***** EXERCISE MATERIAL *****
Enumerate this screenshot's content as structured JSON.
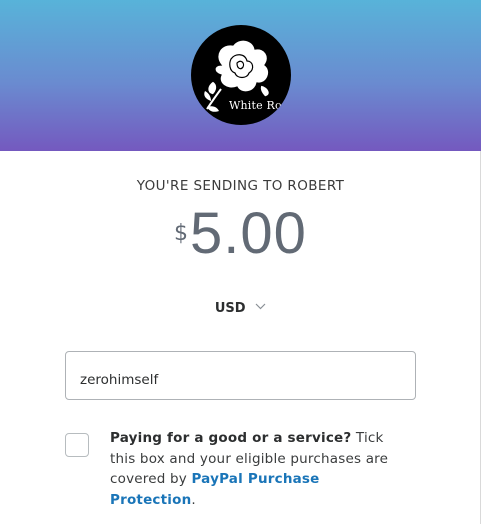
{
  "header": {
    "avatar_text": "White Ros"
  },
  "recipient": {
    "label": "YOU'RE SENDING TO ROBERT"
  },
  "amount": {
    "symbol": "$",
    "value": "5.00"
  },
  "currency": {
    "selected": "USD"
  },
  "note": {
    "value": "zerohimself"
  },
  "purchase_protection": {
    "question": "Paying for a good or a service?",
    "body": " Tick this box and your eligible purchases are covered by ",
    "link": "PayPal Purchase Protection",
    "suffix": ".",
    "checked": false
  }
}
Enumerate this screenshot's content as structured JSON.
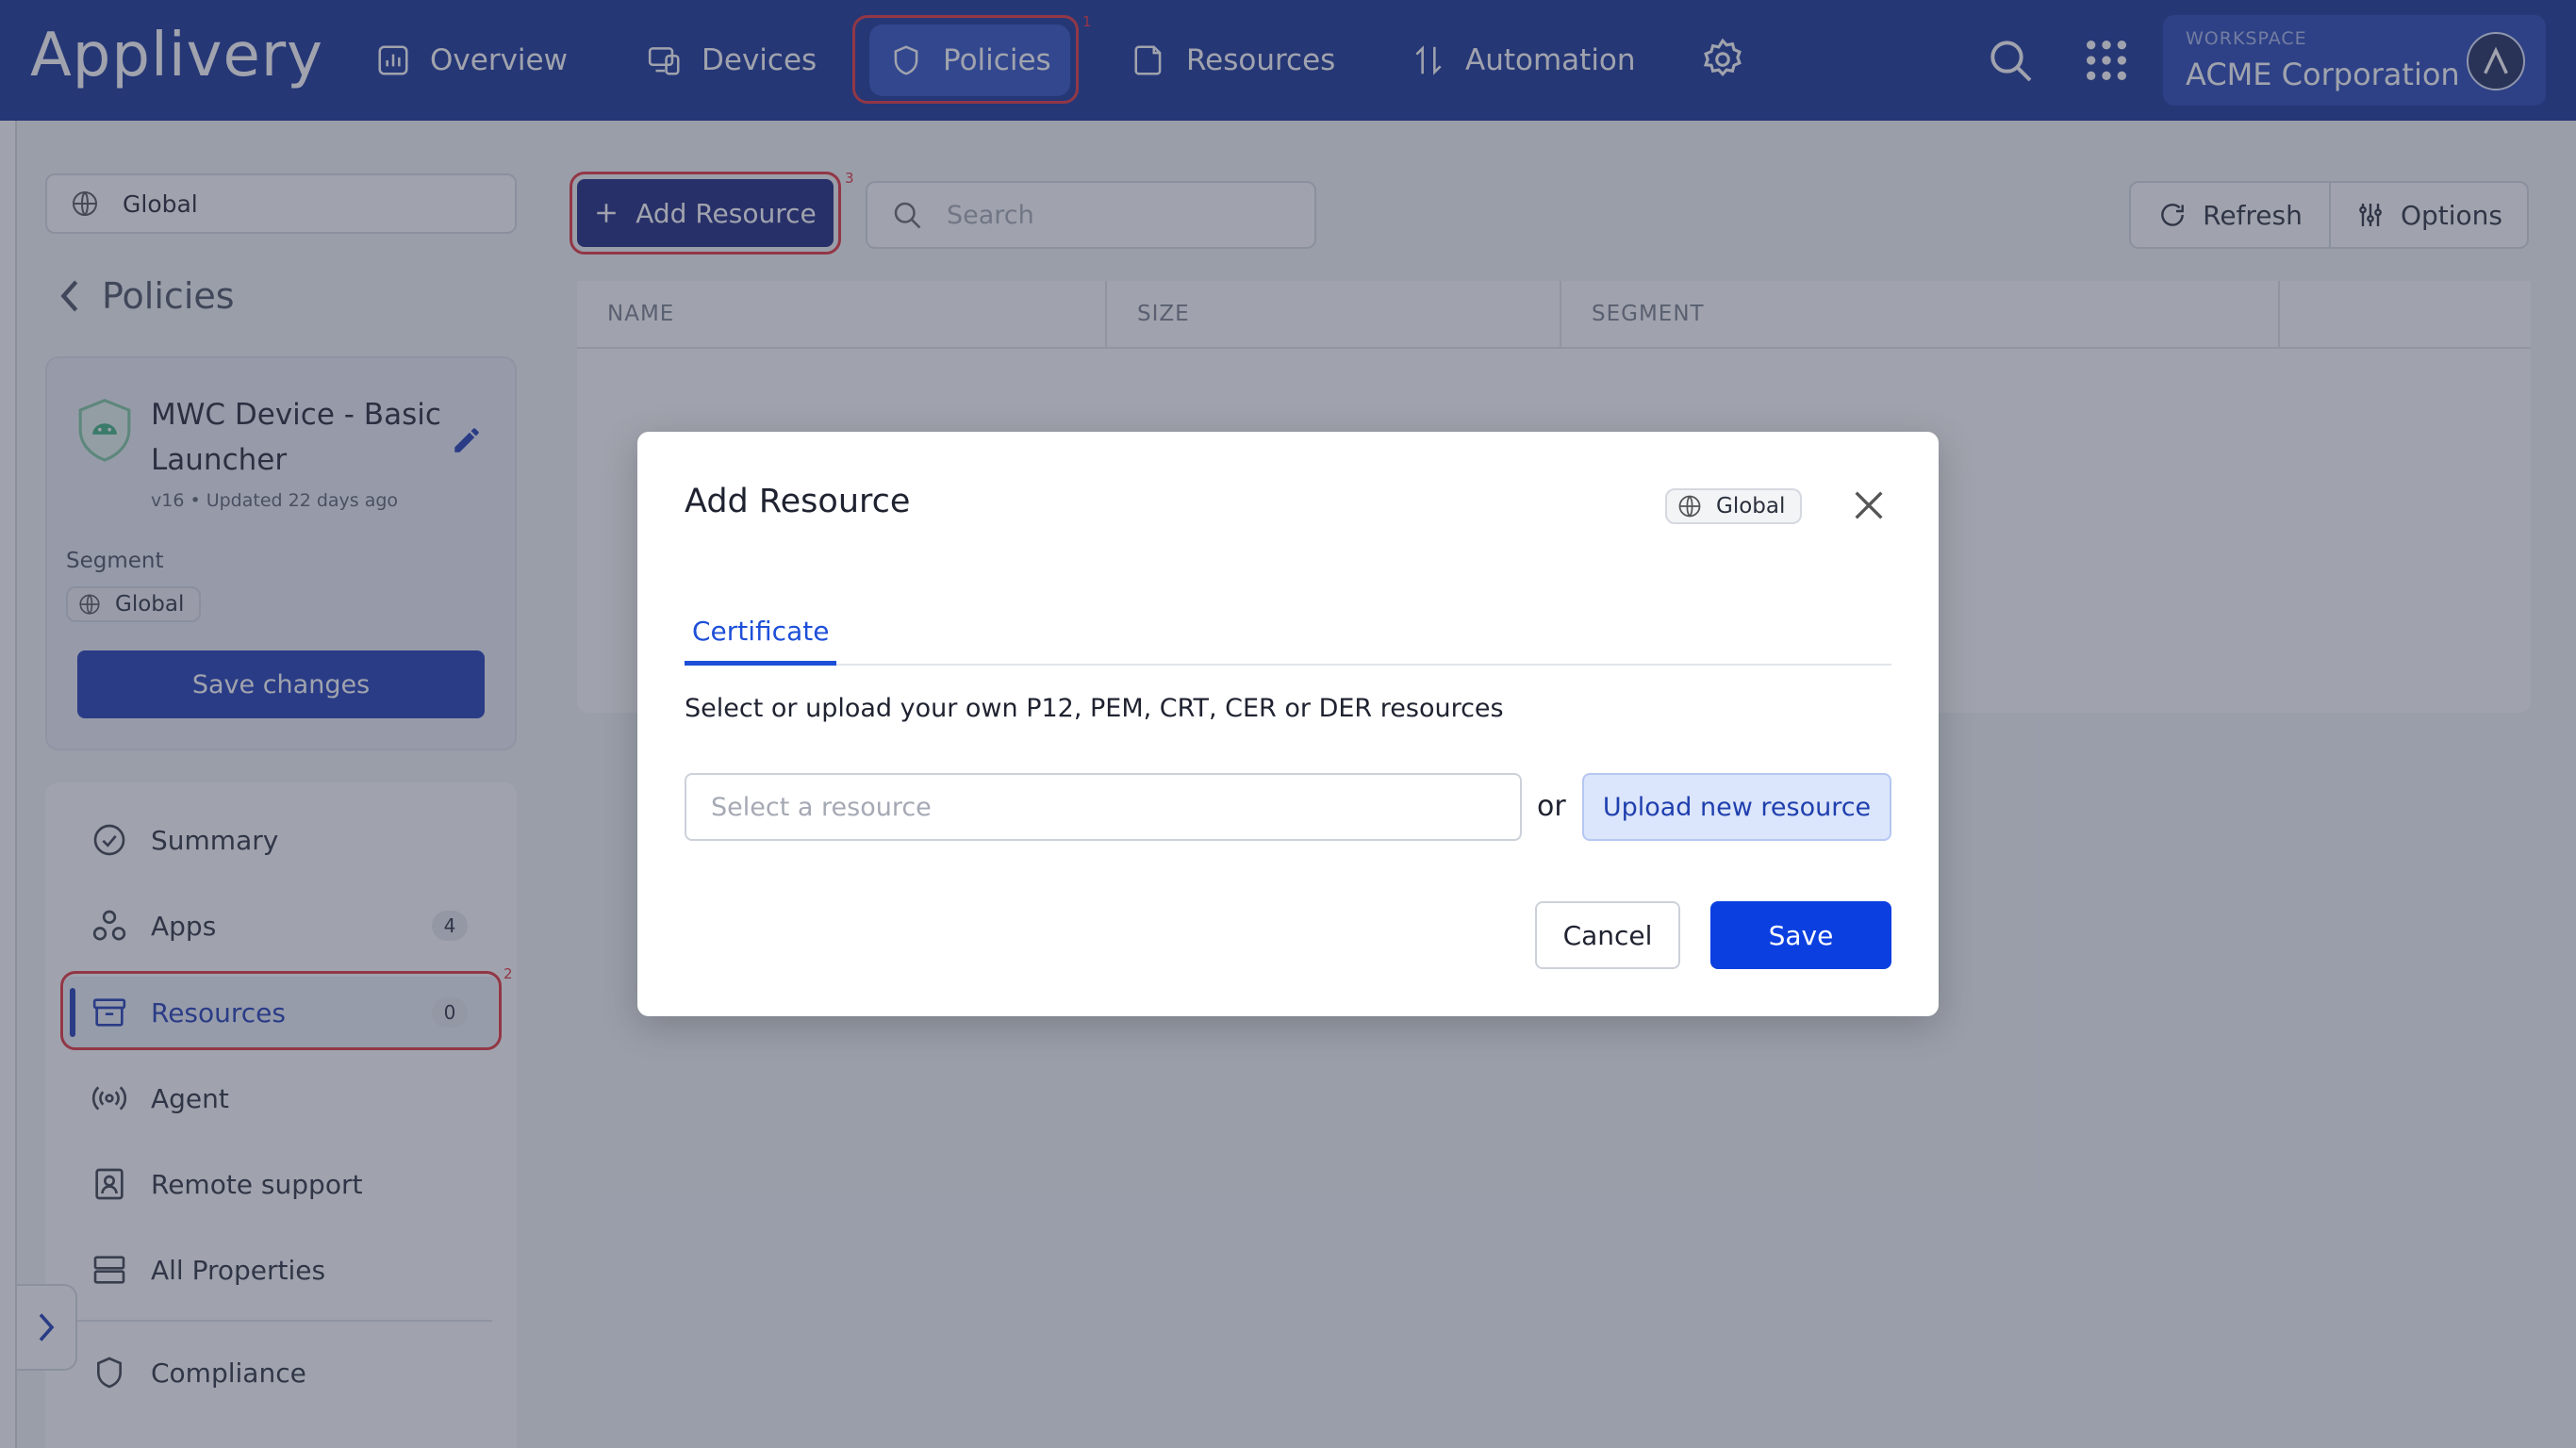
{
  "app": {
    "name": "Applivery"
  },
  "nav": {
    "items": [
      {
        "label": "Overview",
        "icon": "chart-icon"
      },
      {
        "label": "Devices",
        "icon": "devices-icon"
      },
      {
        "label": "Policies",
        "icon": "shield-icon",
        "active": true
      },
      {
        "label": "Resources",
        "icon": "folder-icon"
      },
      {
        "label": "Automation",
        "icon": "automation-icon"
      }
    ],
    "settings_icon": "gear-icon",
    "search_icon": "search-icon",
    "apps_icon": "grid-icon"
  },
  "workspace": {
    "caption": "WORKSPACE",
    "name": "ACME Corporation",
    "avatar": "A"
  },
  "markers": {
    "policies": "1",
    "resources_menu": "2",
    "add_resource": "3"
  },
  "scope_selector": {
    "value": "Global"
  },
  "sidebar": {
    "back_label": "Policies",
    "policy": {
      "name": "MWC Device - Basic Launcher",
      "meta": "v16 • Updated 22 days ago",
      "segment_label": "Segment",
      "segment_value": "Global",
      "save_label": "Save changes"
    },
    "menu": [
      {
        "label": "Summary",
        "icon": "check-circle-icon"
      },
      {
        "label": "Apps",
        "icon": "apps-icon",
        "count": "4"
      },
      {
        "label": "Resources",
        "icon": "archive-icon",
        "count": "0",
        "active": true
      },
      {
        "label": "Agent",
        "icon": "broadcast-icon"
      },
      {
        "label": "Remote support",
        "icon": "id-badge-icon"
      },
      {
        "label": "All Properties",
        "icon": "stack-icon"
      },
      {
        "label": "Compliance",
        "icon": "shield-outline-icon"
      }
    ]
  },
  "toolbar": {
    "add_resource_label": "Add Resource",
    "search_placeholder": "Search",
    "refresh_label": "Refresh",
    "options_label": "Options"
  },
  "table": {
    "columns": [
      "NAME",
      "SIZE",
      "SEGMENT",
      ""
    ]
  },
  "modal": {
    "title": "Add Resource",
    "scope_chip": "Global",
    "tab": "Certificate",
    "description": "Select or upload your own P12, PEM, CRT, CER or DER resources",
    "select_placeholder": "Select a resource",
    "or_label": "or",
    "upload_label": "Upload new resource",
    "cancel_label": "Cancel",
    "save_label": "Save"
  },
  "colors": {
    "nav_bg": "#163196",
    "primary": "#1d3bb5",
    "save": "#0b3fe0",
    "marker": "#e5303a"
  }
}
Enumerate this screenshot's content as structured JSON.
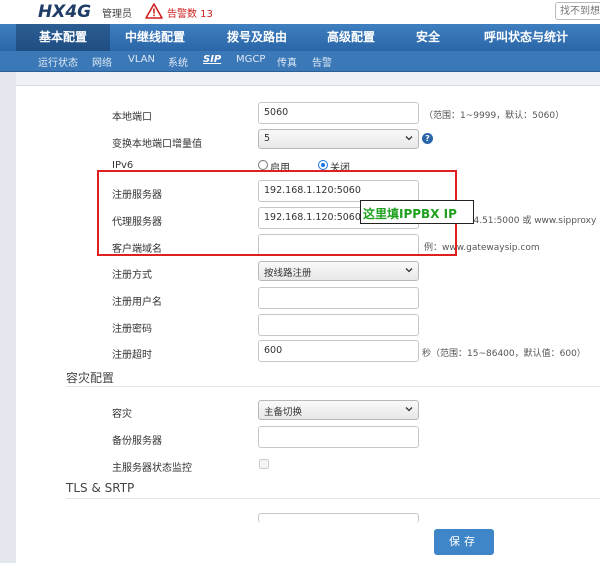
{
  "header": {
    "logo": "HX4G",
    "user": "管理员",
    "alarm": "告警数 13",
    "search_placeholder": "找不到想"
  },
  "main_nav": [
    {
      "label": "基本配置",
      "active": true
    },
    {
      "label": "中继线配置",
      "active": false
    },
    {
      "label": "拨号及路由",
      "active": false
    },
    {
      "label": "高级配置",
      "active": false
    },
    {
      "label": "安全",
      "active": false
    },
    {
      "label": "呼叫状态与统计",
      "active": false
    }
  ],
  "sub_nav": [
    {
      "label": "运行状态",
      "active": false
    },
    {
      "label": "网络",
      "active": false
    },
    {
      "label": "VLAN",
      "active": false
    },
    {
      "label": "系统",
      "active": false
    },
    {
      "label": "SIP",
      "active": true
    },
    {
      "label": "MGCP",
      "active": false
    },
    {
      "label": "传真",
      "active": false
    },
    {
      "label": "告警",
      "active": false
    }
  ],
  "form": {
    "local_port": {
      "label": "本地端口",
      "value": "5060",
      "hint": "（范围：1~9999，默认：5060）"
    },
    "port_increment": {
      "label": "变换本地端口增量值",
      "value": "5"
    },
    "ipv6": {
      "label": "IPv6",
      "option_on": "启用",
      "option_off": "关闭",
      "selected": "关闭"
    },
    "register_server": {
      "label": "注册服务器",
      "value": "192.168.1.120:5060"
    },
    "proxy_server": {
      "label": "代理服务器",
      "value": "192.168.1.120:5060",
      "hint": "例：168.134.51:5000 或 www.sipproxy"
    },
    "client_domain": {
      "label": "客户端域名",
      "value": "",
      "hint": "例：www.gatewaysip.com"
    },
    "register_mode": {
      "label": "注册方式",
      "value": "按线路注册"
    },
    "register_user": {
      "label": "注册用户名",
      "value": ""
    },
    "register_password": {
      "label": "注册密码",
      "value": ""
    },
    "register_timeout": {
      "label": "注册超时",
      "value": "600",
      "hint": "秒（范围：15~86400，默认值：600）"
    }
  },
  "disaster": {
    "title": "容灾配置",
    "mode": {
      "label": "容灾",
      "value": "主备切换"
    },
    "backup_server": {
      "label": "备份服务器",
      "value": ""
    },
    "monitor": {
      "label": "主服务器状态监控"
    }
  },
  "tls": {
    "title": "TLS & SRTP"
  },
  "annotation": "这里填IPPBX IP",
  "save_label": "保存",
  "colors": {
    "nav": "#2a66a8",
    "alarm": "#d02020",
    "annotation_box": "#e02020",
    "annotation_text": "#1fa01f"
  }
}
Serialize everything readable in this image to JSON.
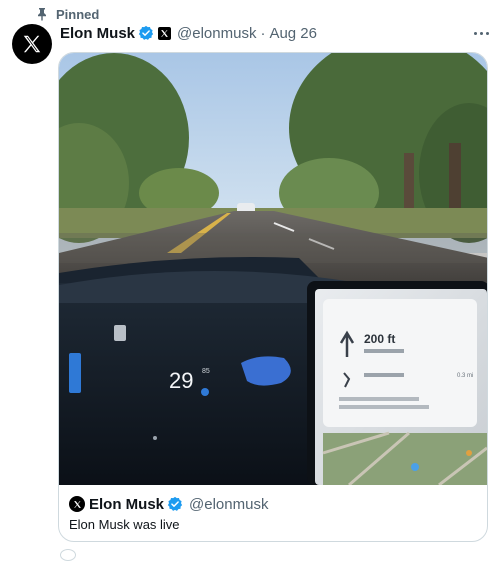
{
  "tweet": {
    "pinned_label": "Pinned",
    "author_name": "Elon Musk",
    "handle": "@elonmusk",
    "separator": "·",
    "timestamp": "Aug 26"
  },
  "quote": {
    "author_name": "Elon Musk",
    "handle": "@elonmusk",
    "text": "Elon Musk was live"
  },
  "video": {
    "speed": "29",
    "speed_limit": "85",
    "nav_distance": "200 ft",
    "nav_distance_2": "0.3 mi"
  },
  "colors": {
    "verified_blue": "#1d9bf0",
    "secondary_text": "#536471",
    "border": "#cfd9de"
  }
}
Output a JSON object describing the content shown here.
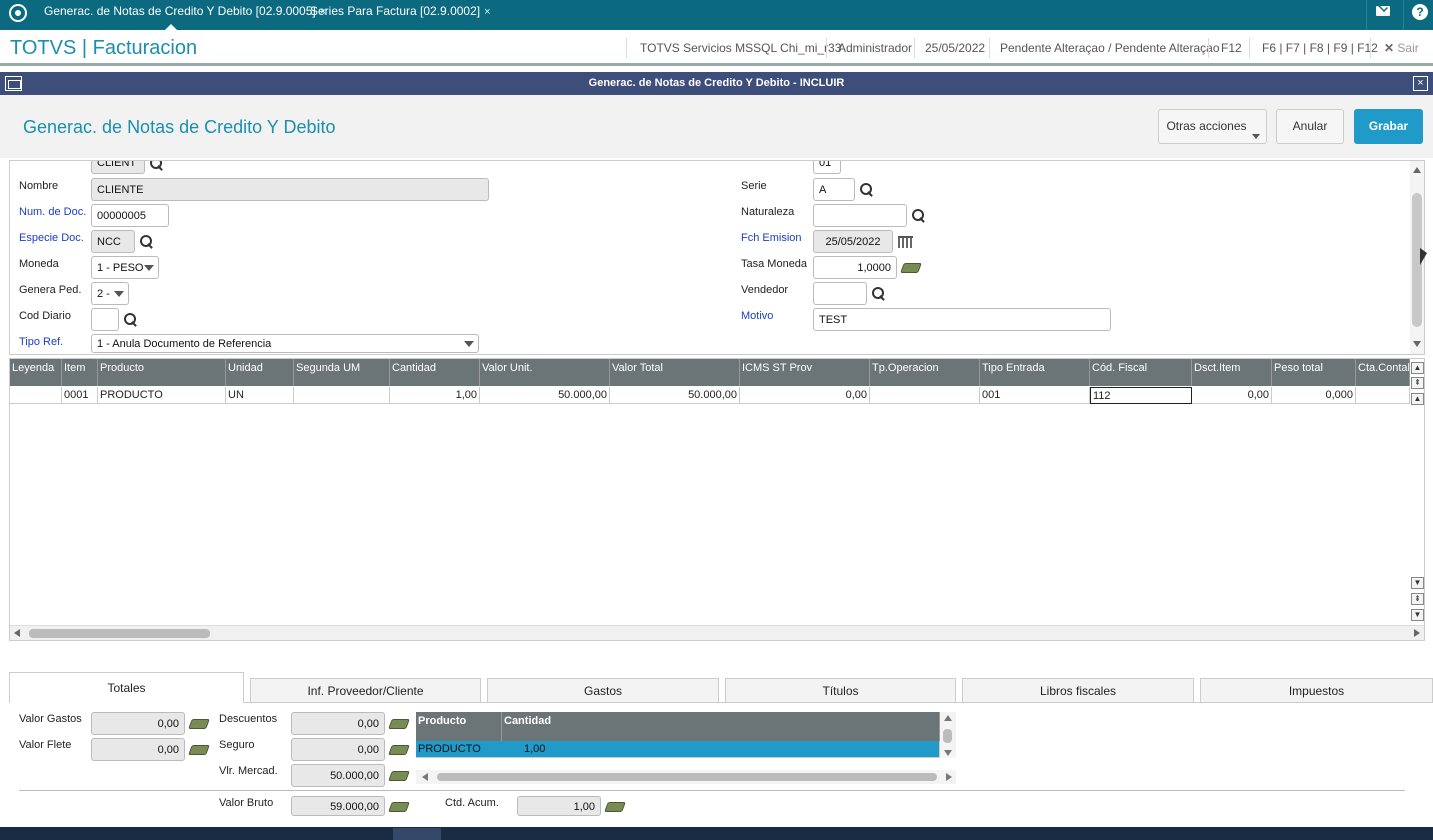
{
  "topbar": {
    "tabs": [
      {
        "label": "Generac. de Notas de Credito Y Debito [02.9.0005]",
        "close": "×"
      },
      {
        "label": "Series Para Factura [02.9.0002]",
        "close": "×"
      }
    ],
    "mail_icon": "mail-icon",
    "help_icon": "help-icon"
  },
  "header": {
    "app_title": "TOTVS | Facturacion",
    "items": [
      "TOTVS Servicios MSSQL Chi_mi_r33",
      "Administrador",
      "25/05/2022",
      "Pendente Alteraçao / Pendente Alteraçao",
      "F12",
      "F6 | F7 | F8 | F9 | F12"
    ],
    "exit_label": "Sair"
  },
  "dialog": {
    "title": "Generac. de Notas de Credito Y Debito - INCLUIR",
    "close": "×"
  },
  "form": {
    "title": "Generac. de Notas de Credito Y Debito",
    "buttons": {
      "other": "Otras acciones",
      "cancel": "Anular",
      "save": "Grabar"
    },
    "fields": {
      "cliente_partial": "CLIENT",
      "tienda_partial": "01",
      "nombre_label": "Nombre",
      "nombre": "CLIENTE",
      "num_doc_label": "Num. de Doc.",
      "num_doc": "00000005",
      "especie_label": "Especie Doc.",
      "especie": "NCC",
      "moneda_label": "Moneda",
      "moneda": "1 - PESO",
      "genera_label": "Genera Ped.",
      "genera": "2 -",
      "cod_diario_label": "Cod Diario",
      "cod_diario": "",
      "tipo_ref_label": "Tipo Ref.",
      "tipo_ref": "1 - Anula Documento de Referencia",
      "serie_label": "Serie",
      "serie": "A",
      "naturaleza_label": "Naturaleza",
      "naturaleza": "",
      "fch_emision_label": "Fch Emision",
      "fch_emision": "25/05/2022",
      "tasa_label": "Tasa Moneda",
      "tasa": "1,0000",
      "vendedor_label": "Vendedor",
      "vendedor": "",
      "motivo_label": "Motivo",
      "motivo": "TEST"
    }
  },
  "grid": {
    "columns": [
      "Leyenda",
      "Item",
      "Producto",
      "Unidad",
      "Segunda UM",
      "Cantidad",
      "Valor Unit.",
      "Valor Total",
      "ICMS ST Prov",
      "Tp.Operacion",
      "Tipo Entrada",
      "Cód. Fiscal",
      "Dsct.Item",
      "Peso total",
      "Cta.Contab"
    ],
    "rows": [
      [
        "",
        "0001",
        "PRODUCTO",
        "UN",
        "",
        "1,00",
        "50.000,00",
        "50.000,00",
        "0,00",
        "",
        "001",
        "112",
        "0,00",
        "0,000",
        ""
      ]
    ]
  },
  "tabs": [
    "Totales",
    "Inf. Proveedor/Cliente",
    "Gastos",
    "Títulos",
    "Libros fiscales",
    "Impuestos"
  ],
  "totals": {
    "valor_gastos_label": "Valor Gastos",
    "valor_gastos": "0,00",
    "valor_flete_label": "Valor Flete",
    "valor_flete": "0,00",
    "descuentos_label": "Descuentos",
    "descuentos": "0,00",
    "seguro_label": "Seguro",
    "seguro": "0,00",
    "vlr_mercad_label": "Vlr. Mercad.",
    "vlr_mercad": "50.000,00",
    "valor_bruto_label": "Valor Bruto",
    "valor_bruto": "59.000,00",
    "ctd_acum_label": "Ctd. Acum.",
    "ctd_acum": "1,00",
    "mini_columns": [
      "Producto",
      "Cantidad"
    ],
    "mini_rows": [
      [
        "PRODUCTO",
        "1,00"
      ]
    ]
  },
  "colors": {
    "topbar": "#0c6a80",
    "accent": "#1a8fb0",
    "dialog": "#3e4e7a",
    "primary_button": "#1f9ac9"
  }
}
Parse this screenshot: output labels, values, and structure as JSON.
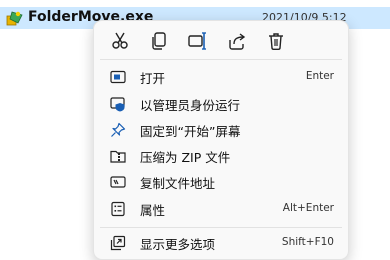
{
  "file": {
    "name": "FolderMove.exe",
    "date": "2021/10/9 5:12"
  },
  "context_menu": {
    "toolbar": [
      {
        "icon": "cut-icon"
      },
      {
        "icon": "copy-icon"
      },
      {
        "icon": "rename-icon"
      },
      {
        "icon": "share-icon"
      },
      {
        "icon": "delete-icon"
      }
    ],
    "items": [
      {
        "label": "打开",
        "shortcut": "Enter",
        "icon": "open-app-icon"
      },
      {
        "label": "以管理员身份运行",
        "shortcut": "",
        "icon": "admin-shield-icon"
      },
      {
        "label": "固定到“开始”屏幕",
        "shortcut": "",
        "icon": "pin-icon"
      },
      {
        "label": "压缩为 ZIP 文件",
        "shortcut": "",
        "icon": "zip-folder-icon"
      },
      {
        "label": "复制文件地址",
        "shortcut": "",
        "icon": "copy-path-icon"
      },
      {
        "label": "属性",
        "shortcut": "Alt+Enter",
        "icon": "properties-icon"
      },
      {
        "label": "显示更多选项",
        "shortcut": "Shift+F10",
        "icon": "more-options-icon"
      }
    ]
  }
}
*****
*WHAT THE EXERCISE ASKS:*
Pull out every line of the records above that contains the word "your".

*WRITTEN ANSWER:*
    "body": " Tick this box and your eligible purchases are covered by ",
    "description": "Select or upload your own P12, PEM, CRT, CER or DER resources",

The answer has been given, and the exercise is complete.